Where a line holds "together", copy it.

Stored records:
- - -
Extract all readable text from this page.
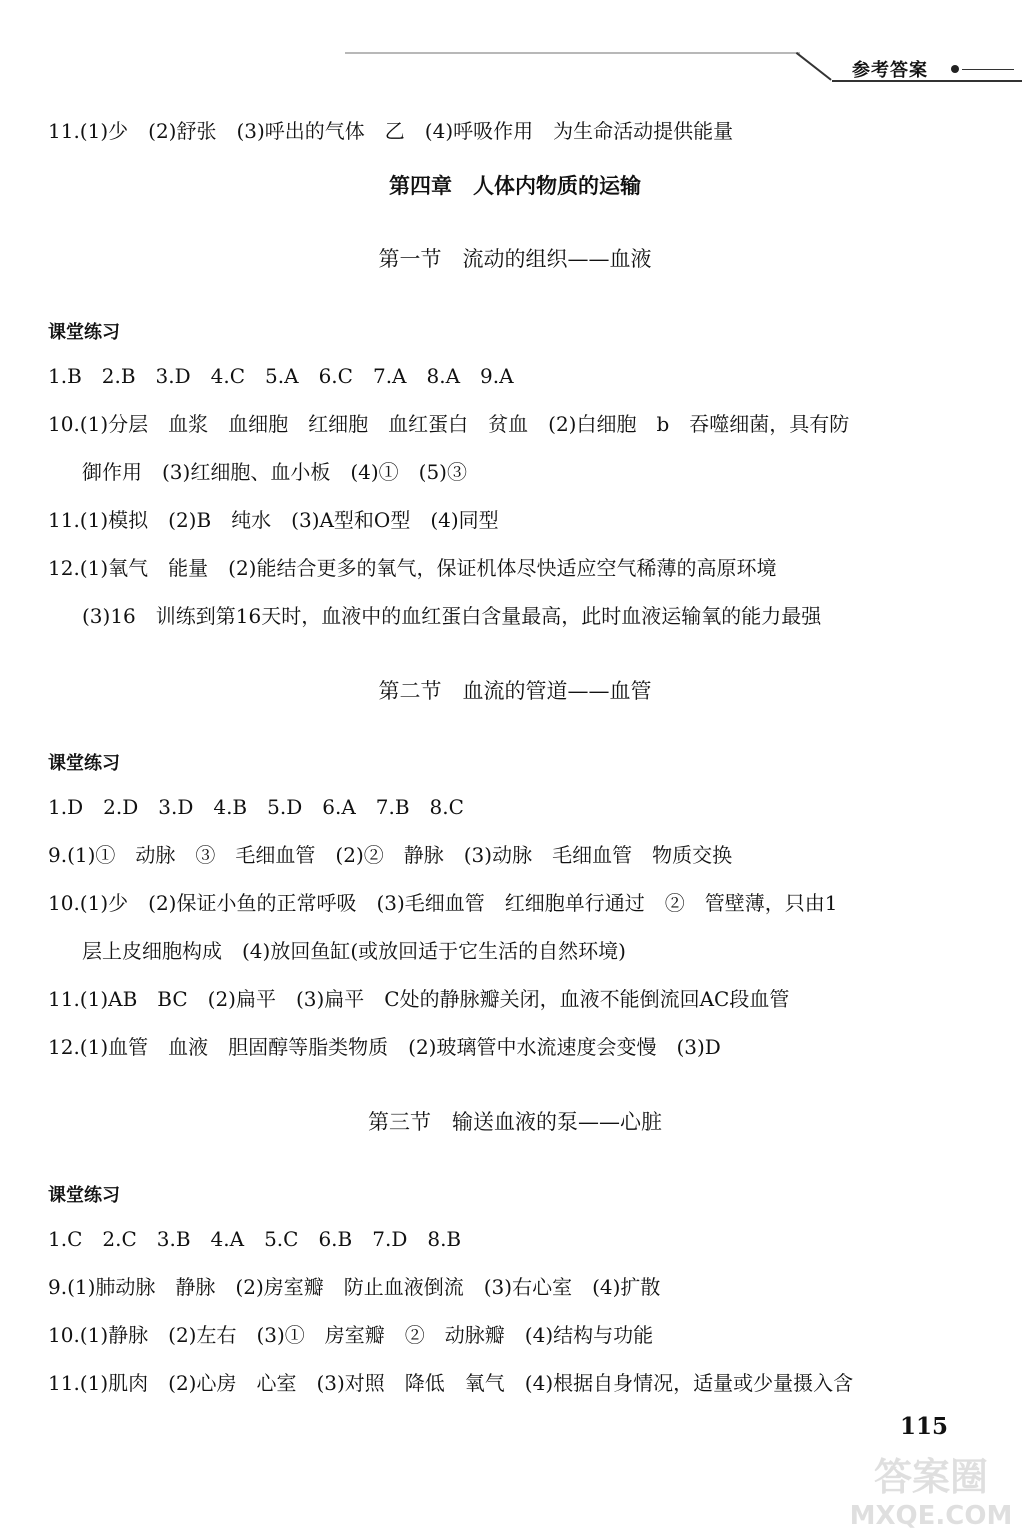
参考答案
11.(1)少　(2)舒张　(3)呼出的气体　乙　(4)呼吸作用　为生命活动提供能量
第四章　人体内物质的运输
第一节　流动的组织——血液
课堂练习
1.B　2.B　3.D　4.C　5.A　6.C　7.A　8.A　9.A
10.(1)分层　血浆　血细胞　红细胞　血红蛋白　贫血　(2)白细胞　b　吞噬细菌，具有防
御作用　(3)红细胞、血小板　(4)①　(5)③
11.(1)模拟　(2)B　纯水　(3)A型和O型　(4)同型
12.(1)氧气　能量　(2)能结合更多的氧气，保证机体尽快适应空气稀薄的高原环境
(3)16　训练到第16天时，血液中的血红蛋白含量最高，此时血液运输氧的能力最强
第二节　血流的管道——血管
课堂练习
1.D　2.D　3.D　4.B　5.D　6.A　7.B　8.C
9.(1)①　动脉　③　毛细血管　(2)②　静脉　(3)动脉　毛细血管　物质交换
10.(1)少　(2)保证小鱼的正常呼吸　(3)毛细血管　红细胞单行通过　②　管壁薄，只由1
层上皮细胞构成　(4)放回鱼缸(或放回适于它生活的自然环境)
11.(1)AB　BC　(2)扁平　(3)扁平　C处的静脉瓣关闭，血液不能倒流回AC段血管
12.(1)血管　血液　胆固醇等脂类物质　(2)玻璃管中水流速度会变慢　(3)D
第三节　输送血液的泵——心脏
课堂练习
1.C　2.C　3.B　4.A　5.C　6.B　7.D　8.B
9.(1)肺动脉　静脉　(2)房室瓣　防止血液倒流　(3)右心室　(4)扩散
10.(1)静脉　(2)左右　(3)①　房室瓣　②　动脉瓣　(4)结构与功能
11.(1)肌肉　(2)心房　心室　(3)对照　降低　氧气　(4)根据自身情况，适量或少量摄入含
115
答案圈
MXQE.COM
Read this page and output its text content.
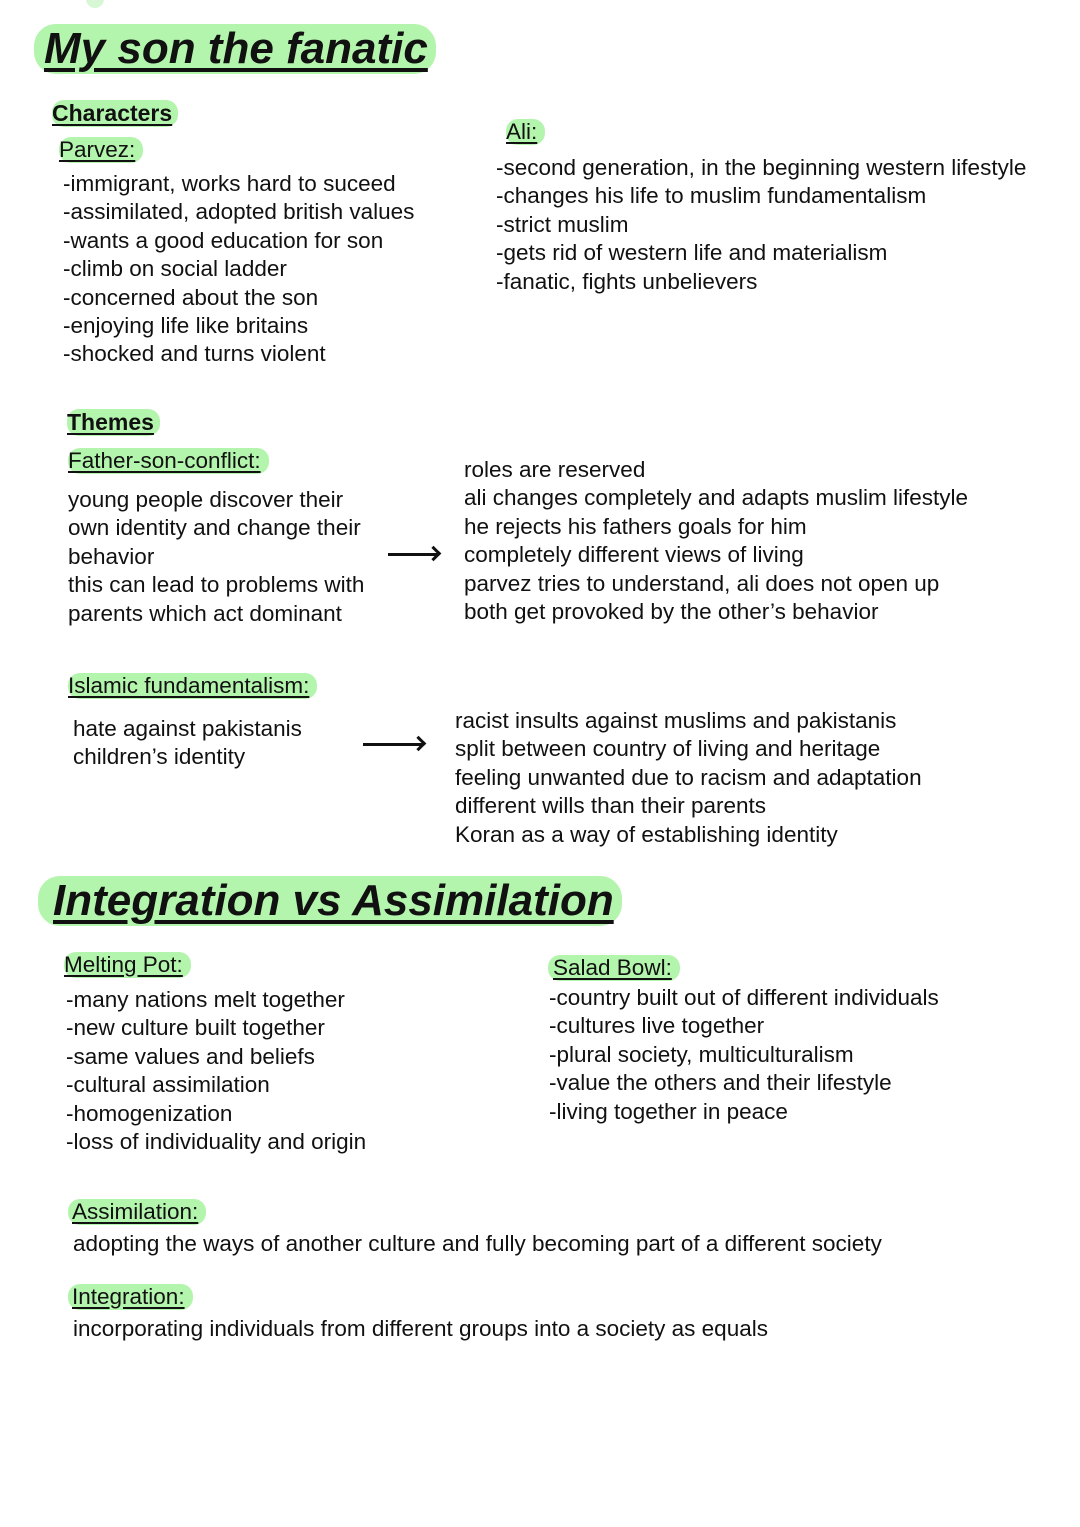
My son the fanatic
Characters
Parvez:
-immigrant, works hard to suceed
-assimilated, adopted british values
-wants a good education for son
-climb on social ladder
-concerned about the son
-enjoying life like britains
-shocked and turns violent
Ali:
-second generation, in the beginning western lifestyle
-changes his life to muslim fundamentalism
-strict muslim
-gets rid of western life and materialism
-fanatic, fights unbelievers
Themes
Father-son-conflict:
young people discover their
own identity and change their
behavior
this can lead to problems with
parents which act dominant
roles are reserved
ali changes completely and adapts muslim lifestyle
he rejects his fathers goals for him
completely different views of living
parvez tries to understand, ali does not open up
both get provoked by the other’s behavior
Islamic fundamentalism:
hate against pakistanis
children’s identity
racist insults against muslims and pakistanis
split between country of living and heritage
feeling unwanted due to racism and adaptation
different wills than their parents
Koran as a way of establishing identity
Integration vs Assimilation
Melting Pot:
-many nations melt together
-new culture built together
-same values and beliefs
-cultural assimilation
-homogenization
-loss of individuality and origin
Salad Bowl:
-country built out of different individuals
-cultures live together
-plural society, multiculturalism
-value the others and their lifestyle
-living together in peace
Assimilation:
adopting the ways of another culture and fully becoming part of a different society
Integration:
incorporating individuals from different groups into a society as equals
- - -
RESULT BELOW:
-many nations melt together
-new culture built together
-cultures live together
-living together in peace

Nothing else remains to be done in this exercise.